### [Prompt]
Copy the lines below verbatim, starting at the line that contains "List each element" and stopping after the line that contains "- greeting-text: Hi Joji: [28, 34, 107, 60]". Leave the pictures out of your copy.

### [Input data]
▬▬▬▬▬▬

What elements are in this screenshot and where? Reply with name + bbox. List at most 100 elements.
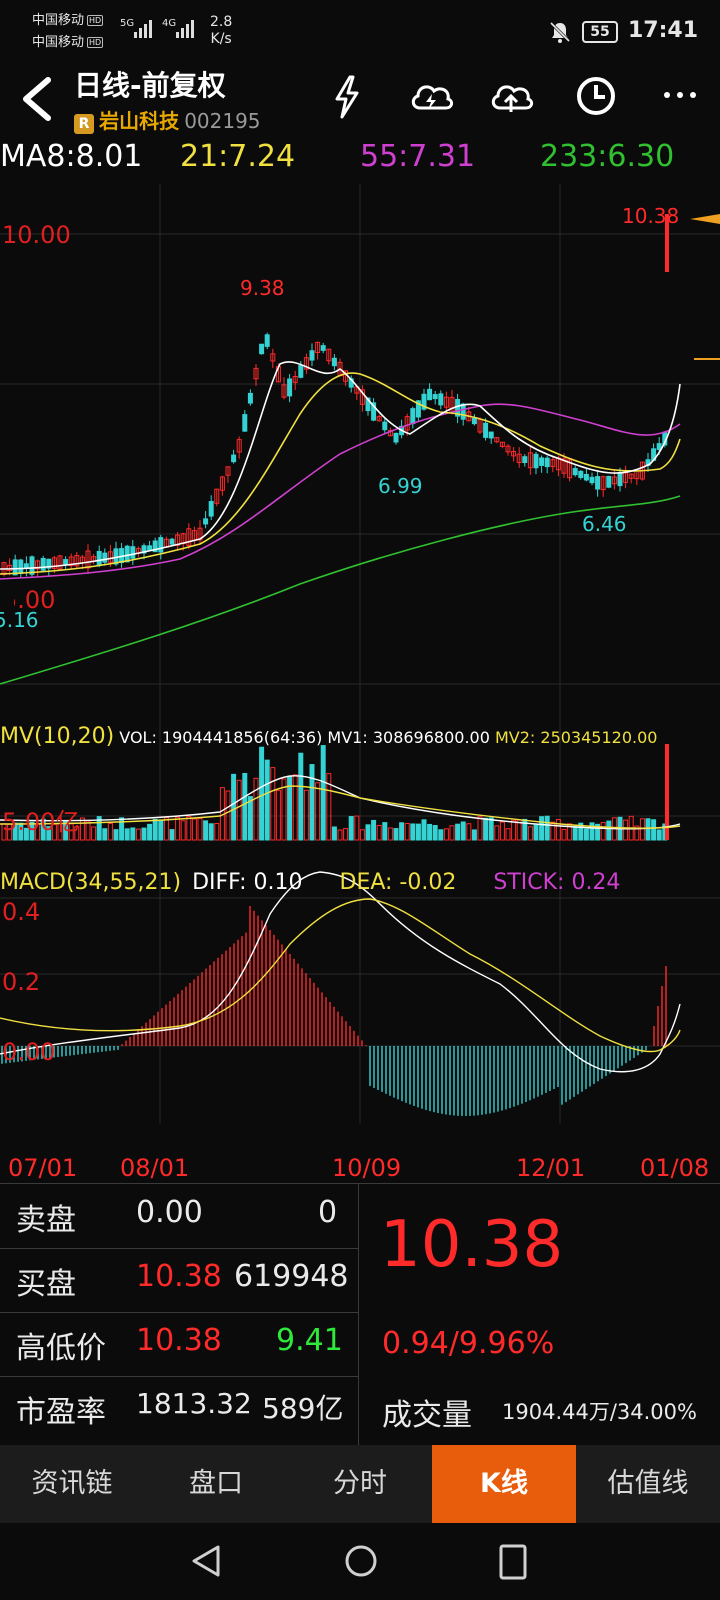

▬▬▬▬▬▬

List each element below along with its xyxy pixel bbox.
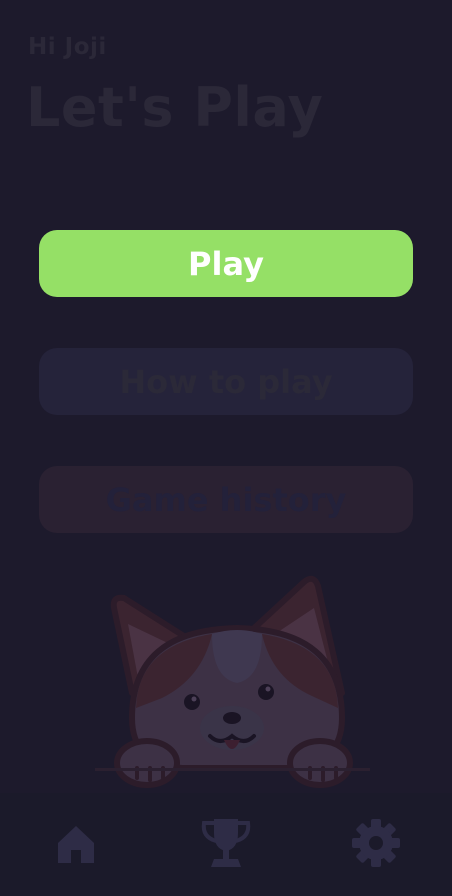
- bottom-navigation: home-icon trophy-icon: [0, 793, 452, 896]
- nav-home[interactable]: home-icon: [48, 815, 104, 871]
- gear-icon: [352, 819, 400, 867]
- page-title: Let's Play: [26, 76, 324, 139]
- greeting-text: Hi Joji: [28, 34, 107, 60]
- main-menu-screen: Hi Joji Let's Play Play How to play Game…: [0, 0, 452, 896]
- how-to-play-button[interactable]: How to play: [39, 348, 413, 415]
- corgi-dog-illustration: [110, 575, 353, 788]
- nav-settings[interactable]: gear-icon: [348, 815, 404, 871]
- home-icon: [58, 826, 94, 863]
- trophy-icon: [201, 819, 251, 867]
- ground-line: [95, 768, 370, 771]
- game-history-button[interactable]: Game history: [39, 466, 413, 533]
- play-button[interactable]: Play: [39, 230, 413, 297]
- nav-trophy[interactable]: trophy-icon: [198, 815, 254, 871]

▬▬▬▬▬▬

### [Solution to this exercise]
List each element below along with its xyxy pixel bbox.
- bottom-navigation: home-icon trophy-icon: [0, 793, 452, 896]
- nav-home[interactable]: home-icon: [48, 815, 104, 871]
- gear-icon: [352, 819, 400, 867]
- page-title: Let's Play: [26, 76, 324, 139]
- greeting-text: Hi Joji: [28, 34, 107, 60]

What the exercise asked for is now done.